(Dataset entries)
---

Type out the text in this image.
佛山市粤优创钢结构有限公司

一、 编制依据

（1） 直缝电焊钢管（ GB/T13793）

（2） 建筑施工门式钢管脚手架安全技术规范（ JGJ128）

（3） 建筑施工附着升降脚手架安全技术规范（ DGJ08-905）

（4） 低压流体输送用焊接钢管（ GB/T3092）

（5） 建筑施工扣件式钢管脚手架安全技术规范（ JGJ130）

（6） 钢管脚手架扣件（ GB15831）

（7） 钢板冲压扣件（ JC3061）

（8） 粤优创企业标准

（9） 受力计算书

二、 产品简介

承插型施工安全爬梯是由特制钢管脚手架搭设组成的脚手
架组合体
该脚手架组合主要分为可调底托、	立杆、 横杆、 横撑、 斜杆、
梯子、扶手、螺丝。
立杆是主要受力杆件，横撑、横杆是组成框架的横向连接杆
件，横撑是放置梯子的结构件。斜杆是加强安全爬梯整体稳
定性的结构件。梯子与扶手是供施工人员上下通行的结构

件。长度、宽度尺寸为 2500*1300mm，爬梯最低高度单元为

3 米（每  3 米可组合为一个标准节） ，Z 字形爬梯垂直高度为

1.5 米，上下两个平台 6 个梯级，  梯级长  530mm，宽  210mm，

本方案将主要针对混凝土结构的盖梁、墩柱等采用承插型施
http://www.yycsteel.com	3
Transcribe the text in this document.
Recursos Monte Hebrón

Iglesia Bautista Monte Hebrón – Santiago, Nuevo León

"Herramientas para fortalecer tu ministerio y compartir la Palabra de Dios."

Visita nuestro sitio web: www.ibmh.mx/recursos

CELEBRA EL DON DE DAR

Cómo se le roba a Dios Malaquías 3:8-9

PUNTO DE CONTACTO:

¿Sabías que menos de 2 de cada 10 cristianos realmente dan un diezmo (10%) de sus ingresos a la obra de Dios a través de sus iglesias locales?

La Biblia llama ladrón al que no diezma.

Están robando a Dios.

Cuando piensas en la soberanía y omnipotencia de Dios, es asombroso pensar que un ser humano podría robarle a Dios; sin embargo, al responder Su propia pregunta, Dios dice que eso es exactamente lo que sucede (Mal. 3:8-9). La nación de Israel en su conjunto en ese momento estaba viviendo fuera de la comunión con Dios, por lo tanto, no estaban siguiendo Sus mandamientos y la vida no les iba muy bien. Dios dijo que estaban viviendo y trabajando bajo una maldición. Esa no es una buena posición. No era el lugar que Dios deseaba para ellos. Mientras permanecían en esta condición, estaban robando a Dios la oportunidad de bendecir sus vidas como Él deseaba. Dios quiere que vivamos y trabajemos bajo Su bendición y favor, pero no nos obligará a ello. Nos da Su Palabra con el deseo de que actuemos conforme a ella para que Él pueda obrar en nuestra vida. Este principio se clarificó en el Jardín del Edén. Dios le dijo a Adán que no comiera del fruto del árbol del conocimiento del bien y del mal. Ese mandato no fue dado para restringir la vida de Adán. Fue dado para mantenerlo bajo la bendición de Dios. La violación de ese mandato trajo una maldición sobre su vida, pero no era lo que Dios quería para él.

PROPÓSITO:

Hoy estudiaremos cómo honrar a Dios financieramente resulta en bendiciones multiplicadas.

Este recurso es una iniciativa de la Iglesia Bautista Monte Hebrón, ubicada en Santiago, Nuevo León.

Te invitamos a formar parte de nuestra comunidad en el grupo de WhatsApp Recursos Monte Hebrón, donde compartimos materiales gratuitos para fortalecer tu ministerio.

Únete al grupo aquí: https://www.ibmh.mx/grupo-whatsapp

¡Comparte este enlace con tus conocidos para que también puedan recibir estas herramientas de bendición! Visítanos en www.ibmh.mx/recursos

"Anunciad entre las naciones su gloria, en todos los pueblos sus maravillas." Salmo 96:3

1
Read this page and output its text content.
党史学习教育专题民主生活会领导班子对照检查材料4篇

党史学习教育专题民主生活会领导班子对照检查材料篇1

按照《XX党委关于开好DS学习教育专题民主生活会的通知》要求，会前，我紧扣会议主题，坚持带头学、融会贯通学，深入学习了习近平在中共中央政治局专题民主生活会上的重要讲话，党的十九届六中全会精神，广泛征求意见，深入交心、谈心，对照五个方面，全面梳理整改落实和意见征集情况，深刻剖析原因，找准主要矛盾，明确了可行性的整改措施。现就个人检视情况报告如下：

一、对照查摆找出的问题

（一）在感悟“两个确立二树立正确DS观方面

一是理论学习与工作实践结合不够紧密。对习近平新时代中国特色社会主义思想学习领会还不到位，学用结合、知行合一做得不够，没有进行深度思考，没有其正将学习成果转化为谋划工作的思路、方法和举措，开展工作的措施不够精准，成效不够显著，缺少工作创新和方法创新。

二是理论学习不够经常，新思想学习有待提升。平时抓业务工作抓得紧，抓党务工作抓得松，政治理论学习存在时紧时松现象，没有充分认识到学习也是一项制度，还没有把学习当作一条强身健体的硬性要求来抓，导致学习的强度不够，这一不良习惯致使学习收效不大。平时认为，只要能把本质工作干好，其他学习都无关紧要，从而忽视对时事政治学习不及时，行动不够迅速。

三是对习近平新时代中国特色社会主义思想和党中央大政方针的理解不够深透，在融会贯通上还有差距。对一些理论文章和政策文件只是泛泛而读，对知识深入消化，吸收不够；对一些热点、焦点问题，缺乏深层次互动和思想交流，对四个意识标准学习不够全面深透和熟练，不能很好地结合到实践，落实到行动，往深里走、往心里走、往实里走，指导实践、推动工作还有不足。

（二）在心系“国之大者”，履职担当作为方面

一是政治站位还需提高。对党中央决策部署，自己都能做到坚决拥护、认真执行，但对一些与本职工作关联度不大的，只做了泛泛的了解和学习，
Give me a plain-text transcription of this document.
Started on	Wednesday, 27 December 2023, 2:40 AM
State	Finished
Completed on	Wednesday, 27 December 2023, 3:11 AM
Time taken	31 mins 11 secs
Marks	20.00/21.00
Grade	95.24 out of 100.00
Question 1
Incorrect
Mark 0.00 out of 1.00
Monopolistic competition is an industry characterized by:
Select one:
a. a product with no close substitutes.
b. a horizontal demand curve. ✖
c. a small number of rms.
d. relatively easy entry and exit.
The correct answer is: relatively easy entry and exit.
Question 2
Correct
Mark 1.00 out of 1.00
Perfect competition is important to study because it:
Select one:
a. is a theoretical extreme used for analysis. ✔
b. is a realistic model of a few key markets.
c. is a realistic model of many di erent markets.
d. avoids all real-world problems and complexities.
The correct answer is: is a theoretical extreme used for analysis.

---

*DIRECTIONS FOR THIS TASK*: Look through the entries above; copy every line holding the string "December".

*OUTPUT OF THE TASK*:
Started on	Wednesday, 27 December 2023, 2:40 AM
Completed on	Wednesday, 27 December 2023, 3:11 AM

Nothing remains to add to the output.